Stored data entries:
[start]
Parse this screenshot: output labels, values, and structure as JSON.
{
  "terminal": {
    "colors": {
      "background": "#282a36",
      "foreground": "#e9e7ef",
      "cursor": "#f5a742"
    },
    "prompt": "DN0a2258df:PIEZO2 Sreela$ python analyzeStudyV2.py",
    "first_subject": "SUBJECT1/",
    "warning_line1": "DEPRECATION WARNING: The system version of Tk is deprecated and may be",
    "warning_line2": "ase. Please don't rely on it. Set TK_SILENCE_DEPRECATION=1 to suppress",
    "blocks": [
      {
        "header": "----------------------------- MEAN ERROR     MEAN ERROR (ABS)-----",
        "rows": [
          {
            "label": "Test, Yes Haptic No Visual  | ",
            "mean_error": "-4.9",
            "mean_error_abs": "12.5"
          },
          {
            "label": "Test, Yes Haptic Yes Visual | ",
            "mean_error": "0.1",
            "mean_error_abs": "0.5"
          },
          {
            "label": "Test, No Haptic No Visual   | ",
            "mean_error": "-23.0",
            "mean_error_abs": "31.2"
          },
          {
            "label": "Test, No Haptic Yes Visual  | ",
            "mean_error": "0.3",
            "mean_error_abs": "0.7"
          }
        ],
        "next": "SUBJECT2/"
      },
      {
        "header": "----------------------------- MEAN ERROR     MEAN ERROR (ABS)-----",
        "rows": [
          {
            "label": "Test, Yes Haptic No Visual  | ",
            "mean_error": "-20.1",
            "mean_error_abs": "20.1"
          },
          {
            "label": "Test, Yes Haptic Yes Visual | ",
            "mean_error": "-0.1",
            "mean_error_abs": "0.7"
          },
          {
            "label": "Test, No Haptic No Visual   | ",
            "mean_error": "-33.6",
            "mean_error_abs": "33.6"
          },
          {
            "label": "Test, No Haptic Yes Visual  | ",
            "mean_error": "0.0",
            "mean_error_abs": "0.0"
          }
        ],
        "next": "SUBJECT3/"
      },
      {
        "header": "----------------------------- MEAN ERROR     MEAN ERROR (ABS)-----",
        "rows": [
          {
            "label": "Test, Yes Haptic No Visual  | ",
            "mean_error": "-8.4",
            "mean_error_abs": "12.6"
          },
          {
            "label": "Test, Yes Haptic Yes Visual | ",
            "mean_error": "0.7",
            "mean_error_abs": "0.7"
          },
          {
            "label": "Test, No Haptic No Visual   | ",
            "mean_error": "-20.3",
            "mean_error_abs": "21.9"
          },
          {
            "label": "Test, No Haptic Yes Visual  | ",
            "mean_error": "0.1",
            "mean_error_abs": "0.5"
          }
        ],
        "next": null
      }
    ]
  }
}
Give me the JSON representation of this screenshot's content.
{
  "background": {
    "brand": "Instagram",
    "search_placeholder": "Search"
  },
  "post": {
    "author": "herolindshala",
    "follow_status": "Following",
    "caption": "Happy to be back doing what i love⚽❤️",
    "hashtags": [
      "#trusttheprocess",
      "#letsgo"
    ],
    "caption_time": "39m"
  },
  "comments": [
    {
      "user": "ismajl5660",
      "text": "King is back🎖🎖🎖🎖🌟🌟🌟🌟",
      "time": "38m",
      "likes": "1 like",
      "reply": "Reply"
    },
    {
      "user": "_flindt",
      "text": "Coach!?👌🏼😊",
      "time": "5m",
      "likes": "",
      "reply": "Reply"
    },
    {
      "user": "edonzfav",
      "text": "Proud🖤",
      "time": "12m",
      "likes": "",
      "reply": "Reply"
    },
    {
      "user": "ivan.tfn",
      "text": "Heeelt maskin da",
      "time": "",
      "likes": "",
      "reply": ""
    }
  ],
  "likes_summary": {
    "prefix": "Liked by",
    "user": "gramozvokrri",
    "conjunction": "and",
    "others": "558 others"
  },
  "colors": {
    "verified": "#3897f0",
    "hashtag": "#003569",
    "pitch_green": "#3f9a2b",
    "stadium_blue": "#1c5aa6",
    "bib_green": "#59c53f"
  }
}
[end]
What is needed: Restate each entry exactly, skipping none.

Solution below:
Parse this screenshot: output labels, values, and structure as JSON.
{
  "terminal": {
    "colors": {
      "background": "#282a36",
      "foreground": "#e9e7ef",
      "cursor": "#f5a742"
    },
    "prompt": "DN0a2258df:PIEZO2 Sreela$ python analyzeStudyV2.py",
    "first_subject": "SUBJECT1/",
    "warning_line1": "DEPRECATION WARNING: The system version of Tk is deprecated and may be",
    "warning_line2": "ase. Please don't rely on it. Set TK_SILENCE_DEPRECATION=1 to suppress",
    "blocks": [
      {
        "header": "----------------------------- MEAN ERROR     MEAN ERROR (ABS)-----",
        "rows": [
          {
            "label": "Test, Yes Haptic No Visual  | ",
            "mean_error": "-4.9",
            "mean_error_abs": "12.5"
          },
          {
            "label": "Test, Yes Haptic Yes Visual | ",
            "mean_error": "0.1",
            "mean_error_abs": "0.5"
          },
          {
            "label": "Test, No Haptic No Visual   | ",
            "mean_error": "-23.0",
            "mean_error_abs": "31.2"
          },
          {
            "label": "Test, No Haptic Yes Visual  | ",
            "mean_error": "0.3",
            "mean_error_abs": "0.7"
          }
        ],
        "next": "SUBJECT2/"
      },
      {
        "header": "----------------------------- MEAN ERROR     MEAN ERROR (ABS)-----",
        "rows": [
          {
            "label": "Test, Yes Haptic No Visual  | ",
            "mean_error": "-20.1",
            "mean_error_abs": "20.1"
          },
          {
            "label": "Test, Yes Haptic Yes Visual | ",
            "mean_error": "-0.1",
            "mean_error_abs": "0.7"
          },
          {
            "label": "Test, No Haptic No Visual   | ",
            "mean_error": "-33.6",
            "mean_error_abs": "33.6"
          },
          {
            "label": "Test, No Haptic Yes Visual  | ",
            "mean_error": "0.0",
            "mean_error_abs": "0.0"
          }
        ],
        "next": "SUBJECT3/"
      },
      {
        "header": "----------------------------- MEAN ERROR     MEAN ERROR (ABS)-----",
        "rows": [
          {
            "label": "Test, Yes Haptic No Visual  | ",
            "mean_error": "-8.4",
            "mean_error_abs": "12.6"
          },
          {
            "label": "Test, Yes Haptic Yes Visual | ",
            "mean_error": "0.7",
            "mean_error_abs": "0.7"
          },
          {
            "label": "Test, No Haptic No Visual   | ",
            "mean_error": "-20.3",
            "mean_error_abs": "21.9"
          },
          {
            "label": "Test, No Haptic Yes Visual  | ",
            "mean_error": "0.1",
            "mean_error_abs": "0.5"
          }
        ],
        "next": null
      }
    ]
  }
}
Give me the JSON representation of this screenshot's content.
{
  "background": {
    "brand": "Instagram",
    "search_placeholder": "Search"
  },
  "post": {
    "author": "herolindshala",
    "follow_status": "Following",
    "caption": "Happy to be back doing what i love⚽❤️",
    "hashtags": [
      "#trusttheprocess",
      "#letsgo"
    ],
    "caption_time": "39m"
  },
  "comments": [
    {
      "user": "ismajl5660",
      "text": "King is back🎖🎖🎖🎖🌟🌟🌟🌟",
      "time": "38m",
      "likes": "1 like",
      "reply": "Reply"
    },
    {
      "user": "_flindt",
      "text": "Coach!?👌🏼😊",
      "time": "5m",
      "likes": "",
      "reply": "Reply"
    },
    {
      "user": "edonzfav",
      "text": "Proud🖤",
      "time": "12m",
      "likes": "",
      "reply": "Reply"
    },
    {
      "user": "ivan.tfn",
      "text": "Heeelt maskin da",
      "time": "",
      "likes": "",
      "reply": ""
    }
  ],
  "likes_summary": {
    "prefix": "Liked by",
    "user": "gramozvokrri",
    "conjunction": "and",
    "others": "558 others"
  },
  "colors": {
    "verified": "#3897f0",
    "hashtag": "#003569",
    "pitch_green": "#3f9a2b",
    "stadium_blue": "#1c5aa6",
    "bib_green": "#59c53f"
  }
}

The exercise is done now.